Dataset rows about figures

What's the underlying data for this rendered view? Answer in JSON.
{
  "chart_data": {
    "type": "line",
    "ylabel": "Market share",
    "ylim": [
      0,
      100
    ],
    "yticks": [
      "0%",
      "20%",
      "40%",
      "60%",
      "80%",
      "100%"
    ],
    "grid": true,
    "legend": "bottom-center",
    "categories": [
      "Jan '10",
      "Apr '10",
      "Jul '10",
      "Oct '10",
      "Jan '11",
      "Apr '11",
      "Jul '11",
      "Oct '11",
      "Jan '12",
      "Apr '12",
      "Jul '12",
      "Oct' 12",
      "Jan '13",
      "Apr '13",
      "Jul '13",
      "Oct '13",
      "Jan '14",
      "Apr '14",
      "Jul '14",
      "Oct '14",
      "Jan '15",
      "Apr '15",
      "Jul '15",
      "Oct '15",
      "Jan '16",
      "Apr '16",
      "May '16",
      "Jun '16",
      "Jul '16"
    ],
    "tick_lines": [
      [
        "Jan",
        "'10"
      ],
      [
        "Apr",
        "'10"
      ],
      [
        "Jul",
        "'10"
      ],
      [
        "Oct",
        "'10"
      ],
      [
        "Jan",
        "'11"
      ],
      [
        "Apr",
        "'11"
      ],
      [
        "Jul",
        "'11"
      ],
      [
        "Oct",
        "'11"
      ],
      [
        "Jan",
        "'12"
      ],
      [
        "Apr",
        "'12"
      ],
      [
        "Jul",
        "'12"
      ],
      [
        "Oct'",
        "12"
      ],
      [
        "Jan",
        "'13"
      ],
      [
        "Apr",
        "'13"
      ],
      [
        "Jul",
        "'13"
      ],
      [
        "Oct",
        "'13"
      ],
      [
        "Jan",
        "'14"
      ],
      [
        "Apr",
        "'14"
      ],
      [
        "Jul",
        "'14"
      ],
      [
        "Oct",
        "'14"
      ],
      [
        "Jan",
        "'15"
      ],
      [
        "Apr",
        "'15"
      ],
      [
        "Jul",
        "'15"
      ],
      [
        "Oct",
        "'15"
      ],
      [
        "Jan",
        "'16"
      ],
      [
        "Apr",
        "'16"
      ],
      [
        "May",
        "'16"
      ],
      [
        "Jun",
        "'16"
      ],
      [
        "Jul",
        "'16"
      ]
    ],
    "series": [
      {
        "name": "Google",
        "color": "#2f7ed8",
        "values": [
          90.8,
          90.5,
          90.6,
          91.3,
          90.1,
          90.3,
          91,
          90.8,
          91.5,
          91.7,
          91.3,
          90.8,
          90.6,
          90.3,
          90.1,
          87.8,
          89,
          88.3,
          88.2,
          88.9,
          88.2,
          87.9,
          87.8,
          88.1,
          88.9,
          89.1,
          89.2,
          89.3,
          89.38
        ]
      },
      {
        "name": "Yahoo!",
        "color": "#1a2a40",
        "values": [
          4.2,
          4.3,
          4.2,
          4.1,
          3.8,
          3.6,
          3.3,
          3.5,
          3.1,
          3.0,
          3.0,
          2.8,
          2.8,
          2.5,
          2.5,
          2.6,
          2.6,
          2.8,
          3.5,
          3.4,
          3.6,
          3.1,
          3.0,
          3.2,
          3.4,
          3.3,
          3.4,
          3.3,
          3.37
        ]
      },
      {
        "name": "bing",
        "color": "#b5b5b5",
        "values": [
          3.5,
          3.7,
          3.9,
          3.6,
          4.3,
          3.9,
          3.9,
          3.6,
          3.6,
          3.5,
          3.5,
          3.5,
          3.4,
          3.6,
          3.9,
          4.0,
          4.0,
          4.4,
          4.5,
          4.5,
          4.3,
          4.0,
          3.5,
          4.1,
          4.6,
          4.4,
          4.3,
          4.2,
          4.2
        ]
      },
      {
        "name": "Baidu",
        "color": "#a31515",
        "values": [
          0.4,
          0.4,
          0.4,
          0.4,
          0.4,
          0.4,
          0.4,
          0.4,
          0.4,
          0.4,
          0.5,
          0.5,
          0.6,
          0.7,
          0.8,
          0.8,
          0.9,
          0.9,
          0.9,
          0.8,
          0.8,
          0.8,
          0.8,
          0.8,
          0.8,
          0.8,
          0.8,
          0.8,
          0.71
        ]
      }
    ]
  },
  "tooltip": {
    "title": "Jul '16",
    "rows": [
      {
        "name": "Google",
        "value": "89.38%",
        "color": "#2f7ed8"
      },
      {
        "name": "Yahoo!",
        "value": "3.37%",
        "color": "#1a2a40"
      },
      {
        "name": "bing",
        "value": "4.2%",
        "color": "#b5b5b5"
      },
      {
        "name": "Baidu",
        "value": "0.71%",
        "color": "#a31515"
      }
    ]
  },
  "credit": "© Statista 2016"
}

◆ Task objective: Where a line above contains the string "color", copy that line.

◆ Reply:
        "color": "#2f7ed8",
        "color": "#1a2a40",
        "color": "#b5b5b5",
        "color": "#a31515",
        "color": "#2f7ed8"
        "color": "#1a2a40"
        "color": "#b5b5b5"
        "color": "#a31515"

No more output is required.